>>>>>
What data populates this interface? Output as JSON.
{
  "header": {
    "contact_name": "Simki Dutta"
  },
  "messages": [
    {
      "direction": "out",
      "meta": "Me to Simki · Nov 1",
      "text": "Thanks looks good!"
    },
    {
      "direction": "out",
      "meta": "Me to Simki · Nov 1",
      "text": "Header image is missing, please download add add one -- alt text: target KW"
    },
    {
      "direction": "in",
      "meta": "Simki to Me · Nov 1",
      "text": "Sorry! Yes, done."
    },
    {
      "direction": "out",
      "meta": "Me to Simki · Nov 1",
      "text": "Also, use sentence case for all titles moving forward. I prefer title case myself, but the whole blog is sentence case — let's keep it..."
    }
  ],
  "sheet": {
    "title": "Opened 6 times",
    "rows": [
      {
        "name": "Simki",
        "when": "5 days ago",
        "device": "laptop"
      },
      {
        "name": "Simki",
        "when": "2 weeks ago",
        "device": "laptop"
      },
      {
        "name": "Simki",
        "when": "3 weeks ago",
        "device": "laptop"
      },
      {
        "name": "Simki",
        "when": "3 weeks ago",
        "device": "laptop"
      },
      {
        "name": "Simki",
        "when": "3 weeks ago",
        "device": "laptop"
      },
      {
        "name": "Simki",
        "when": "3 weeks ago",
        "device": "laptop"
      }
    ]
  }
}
<<<<<
*TASK PROMPT*
Where a line holds "text", copy that line.

*WORKED ANSWER*
      "text": "Thanks looks good!"
      "text": "Header image is missing, please download add add one -- alt text: target KW"
      "text": "Sorry! Yes, done."
      "text": "Also, use sentence case for all titles moving forward. I prefer title case myself, but the whole blog is sentence case — let's keep it..."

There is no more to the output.